## [TO DO]
Go through the entries below and write each one out exactly.

(Extracted data entries)
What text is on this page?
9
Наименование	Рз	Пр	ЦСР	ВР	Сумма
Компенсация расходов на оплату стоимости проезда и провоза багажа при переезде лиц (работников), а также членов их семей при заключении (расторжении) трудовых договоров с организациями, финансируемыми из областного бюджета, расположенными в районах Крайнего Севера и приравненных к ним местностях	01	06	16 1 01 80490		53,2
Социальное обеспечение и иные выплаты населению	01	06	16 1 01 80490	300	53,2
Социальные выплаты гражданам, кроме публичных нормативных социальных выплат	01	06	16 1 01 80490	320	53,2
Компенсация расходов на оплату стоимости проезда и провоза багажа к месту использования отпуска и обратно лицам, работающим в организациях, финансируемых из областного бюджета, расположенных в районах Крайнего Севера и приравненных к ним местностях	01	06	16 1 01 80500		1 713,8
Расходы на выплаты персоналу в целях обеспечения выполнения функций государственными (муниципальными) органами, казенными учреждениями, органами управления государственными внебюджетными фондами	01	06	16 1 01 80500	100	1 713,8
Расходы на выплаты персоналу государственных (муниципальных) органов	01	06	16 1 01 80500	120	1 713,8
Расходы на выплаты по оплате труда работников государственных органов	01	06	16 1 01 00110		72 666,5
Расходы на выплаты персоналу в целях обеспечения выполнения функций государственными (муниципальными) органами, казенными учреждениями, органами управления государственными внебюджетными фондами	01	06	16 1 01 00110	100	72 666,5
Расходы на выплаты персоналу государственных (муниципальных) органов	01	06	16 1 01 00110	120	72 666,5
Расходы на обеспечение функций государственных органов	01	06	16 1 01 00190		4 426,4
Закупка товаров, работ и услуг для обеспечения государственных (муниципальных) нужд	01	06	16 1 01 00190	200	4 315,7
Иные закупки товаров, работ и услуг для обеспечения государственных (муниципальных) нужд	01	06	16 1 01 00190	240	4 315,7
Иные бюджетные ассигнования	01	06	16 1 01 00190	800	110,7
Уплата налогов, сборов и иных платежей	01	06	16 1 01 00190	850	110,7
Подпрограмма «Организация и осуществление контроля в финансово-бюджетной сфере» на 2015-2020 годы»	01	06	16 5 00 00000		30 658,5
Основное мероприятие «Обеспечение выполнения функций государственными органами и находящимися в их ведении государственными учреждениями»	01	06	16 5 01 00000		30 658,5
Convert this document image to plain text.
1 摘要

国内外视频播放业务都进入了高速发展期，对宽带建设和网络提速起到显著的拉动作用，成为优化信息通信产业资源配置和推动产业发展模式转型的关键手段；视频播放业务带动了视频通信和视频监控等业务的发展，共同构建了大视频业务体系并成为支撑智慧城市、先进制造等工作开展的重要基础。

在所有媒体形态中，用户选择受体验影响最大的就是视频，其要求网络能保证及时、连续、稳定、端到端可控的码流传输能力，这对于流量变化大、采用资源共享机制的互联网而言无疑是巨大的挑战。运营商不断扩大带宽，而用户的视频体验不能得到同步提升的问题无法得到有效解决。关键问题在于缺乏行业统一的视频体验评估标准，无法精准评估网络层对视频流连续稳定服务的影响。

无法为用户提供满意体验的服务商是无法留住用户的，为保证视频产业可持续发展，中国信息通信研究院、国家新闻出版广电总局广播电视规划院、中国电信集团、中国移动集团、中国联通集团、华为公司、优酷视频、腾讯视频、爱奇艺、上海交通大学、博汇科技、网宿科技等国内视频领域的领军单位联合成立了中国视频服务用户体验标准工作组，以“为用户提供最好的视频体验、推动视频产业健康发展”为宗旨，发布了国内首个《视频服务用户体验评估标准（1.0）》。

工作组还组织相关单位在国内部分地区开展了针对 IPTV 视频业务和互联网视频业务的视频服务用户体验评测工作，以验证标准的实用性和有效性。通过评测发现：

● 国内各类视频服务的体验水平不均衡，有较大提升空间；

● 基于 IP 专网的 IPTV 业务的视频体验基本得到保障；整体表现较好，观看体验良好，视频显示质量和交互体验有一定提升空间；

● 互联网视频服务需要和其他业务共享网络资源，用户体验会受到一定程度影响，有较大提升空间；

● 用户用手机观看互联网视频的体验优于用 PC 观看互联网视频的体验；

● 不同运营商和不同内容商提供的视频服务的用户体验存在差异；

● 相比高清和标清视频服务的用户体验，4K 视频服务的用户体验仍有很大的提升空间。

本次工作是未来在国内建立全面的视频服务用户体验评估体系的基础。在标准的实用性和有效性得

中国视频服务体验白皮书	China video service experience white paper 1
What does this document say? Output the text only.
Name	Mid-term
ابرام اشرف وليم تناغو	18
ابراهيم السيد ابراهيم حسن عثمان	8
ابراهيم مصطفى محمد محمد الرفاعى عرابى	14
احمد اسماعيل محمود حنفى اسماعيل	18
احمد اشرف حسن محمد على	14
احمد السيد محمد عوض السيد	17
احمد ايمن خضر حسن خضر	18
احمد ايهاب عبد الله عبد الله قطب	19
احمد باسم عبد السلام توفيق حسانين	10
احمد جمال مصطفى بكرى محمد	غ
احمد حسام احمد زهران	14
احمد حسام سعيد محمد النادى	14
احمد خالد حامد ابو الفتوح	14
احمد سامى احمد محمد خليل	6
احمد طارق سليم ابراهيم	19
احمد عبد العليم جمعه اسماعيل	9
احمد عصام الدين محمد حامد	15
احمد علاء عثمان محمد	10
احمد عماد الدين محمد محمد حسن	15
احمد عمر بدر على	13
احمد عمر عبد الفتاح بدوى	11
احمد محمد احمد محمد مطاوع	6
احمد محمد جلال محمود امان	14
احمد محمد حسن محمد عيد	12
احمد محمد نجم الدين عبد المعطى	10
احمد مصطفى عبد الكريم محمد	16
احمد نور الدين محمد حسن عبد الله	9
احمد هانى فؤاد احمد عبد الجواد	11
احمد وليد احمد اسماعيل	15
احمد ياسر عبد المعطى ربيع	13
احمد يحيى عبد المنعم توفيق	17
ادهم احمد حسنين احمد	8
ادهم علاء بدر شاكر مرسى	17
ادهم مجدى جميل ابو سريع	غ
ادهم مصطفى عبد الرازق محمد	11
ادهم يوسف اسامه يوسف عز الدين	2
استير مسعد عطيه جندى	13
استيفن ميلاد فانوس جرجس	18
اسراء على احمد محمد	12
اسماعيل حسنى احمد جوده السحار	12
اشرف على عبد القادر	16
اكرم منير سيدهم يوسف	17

## [WRITTEN ANSWER]
What text is on this page?
9
Наименование	Рз	Пр	ЦСР	ВР	Сумма
Компенсация расходов на оплату стоимости проезда и провоза багажа при переезде лиц (работников), а также членов их семей при заключении (расторжении) трудовых договоров с организациями, финансируемыми из областного бюджета, расположенными в районах Крайнего Севера и приравненных к ним местностях	01	06	16 1 01 80490		53,2
Социальное обеспечение и иные выплаты населению	01	06	16 1 01 80490	300	53,2
Социальные выплаты гражданам, кроме публичных нормативных социальных выплат	01	06	16 1 01 80490	320	53,2
Компенсация расходов на оплату стоимости проезда и провоза багажа к месту использования отпуска и обратно лицам, работающим в организациях, финансируемых из областного бюджета, расположенных в районах Крайнего Севера и приравненных к ним местностях	01	06	16 1 01 80500		1 713,8
Расходы на выплаты персоналу в целях обеспечения выполнения функций государственными (муниципальными) органами, казенными учреждениями, органами управления государственными внебюджетными фондами	01	06	16 1 01 80500	100	1 713,8
Расходы на выплаты персоналу государственных (муниципальных) органов	01	06	16 1 01 80500	120	1 713,8
Расходы на выплаты по оплате труда работников государственных органов	01	06	16 1 01 00110		72 666,5
Расходы на выплаты персоналу в целях обеспечения выполнения функций государственными (муниципальными) органами, казенными учреждениями, органами управления государственными внебюджетными фондами	01	06	16 1 01 00110	100	72 666,5
Расходы на выплаты персоналу государственных (муниципальных) органов	01	06	16 1 01 00110	120	72 666,5
Расходы на обеспечение функций государственных органов	01	06	16 1 01 00190		4 426,4
Закупка товаров, работ и услуг для обеспечения государственных (муниципальных) нужд	01	06	16 1 01 00190	200	4 315,7
Иные закупки товаров, работ и услуг для обеспечения государственных (муниципальных) нужд	01	06	16 1 01 00190	240	4 315,7
Иные бюджетные ассигнования	01	06	16 1 01 00190	800	110,7
Уплата налогов, сборов и иных платежей	01	06	16 1 01 00190	850	110,7
Подпрограмма «Организация и осуществление контроля в финансово-бюджетной сфере» на 2015-2020 годы»	01	06	16 5 00 00000		30 658,5
Основное мероприятие «Обеспечение выполнения функций государственными органами и находящимися в их ведении государственными учреждениями»	01	06	16 5 01 00000		30 658,5
Convert this document image to plain text.
1 摘要

国内外视频播放业务都进入了高速发展期，对宽带建设和网络提速起到显著的拉动作用，成为优化信息通信产业资源配置和推动产业发展模式转型的关键手段；视频播放业务带动了视频通信和视频监控等业务的发展，共同构建了大视频业务体系并成为支撑智慧城市、先进制造等工作开展的重要基础。

在所有媒体形态中，用户选择受体验影响最大的就是视频，其要求网络能保证及时、连续、稳定、端到端可控的码流传输能力，这对于流量变化大、采用资源共享机制的互联网而言无疑是巨大的挑战。运营商不断扩大带宽，而用户的视频体验不能得到同步提升的问题无法得到有效解决。关键问题在于缺乏行业统一的视频体验评估标准，无法精准评估网络层对视频流连续稳定服务的影响。

无法为用户提供满意体验的服务商是无法留住用户的，为保证视频产业可持续发展，中国信息通信研究院、国家新闻出版广电总局广播电视规划院、中国电信集团、中国移动集团、中国联通集团、华为公司、优酷视频、腾讯视频、爱奇艺、上海交通大学、博汇科技、网宿科技等国内视频领域的领军单位联合成立了中国视频服务用户体验标准工作组，以“为用户提供最好的视频体验、推动视频产业健康发展”为宗旨，发布了国内首个《视频服务用户体验评估标准（1.0）》。

工作组还组织相关单位在国内部分地区开展了针对 IPTV 视频业务和互联网视频业务的视频服务用户体验评测工作，以验证标准的实用性和有效性。通过评测发现：

● 国内各类视频服务的体验水平不均衡，有较大提升空间；

● 基于 IP 专网的 IPTV 业务的视频体验基本得到保障；整体表现较好，观看体验良好，视频显示质量和交互体验有一定提升空间；

● 互联网视频服务需要和其他业务共享网络资源，用户体验会受到一定程度影响，有较大提升空间；

● 用户用手机观看互联网视频的体验优于用 PC 观看互联网视频的体验；

● 不同运营商和不同内容商提供的视频服务的用户体验存在差异；

● 相比高清和标清视频服务的用户体验，4K 视频服务的用户体验仍有很大的提升空间。

本次工作是未来在国内建立全面的视频服务用户体验评估体系的基础。在标准的实用性和有效性得

中国视频服务体验白皮书	China video service experience white paper 1
What does this document say? Output the text only.
Name	Mid-term
ابرام اشرف وليم تناغو	18
ابراهيم السيد ابراهيم حسن عثمان	8
ابراهيم مصطفى محمد محمد الرفاعى عرابى	14
احمد اسماعيل محمود حنفى اسماعيل	18
احمد اشرف حسن محمد على	14
احمد السيد محمد عوض السيد	17
احمد ايمن خضر حسن خضر	18
احمد ايهاب عبد الله عبد الله قطب	19
احمد باسم عبد السلام توفيق حسانين	10
احمد جمال مصطفى بكرى محمد	غ
احمد حسام احمد زهران	14
احمد حسام سعيد محمد النادى	14
احمد خالد حامد ابو الفتوح	14
احمد سامى احمد محمد خليل	6
احمد طارق سليم ابراهيم	19
احمد عبد العليم جمعه اسماعيل	9
احمد عصام الدين محمد حامد	15
احمد علاء عثمان محمد	10
احمد عماد الدين محمد محمد حسن	15
احمد عمر بدر على	13
احمد عمر عبد الفتاح بدوى	11
احمد محمد احمد محمد مطاوع	6
احمد محمد جلال محمود امان	14
احمد محمد حسن محمد عيد	12
احمد محمد نجم الدين عبد المعطى	10
احمد مصطفى عبد الكريم محمد	16
احمد نور الدين محمد حسن عبد الله	9
احمد هانى فؤاد احمد عبد الجواد	11
احمد وليد احمد اسماعيل	15
احمد ياسر عبد المعطى ربيع	13
احمد يحيى عبد المنعم توفيق	17
ادهم احمد حسنين احمد	8
ادهم علاء بدر شاكر مرسى	17
ادهم مجدى جميل ابو سريع	غ
ادهم مصطفى عبد الرازق محمد	11
ادهم يوسف اسامه يوسف عز الدين	2
استير مسعد عطيه جندى	13
استيفن ميلاد فانوس جرجس	18
اسراء على احمد محمد	12
اسماعيل حسنى احمد جوده السحار	12
اشرف على عبد القادر	16
اكرم منير سيدهم يوسف	17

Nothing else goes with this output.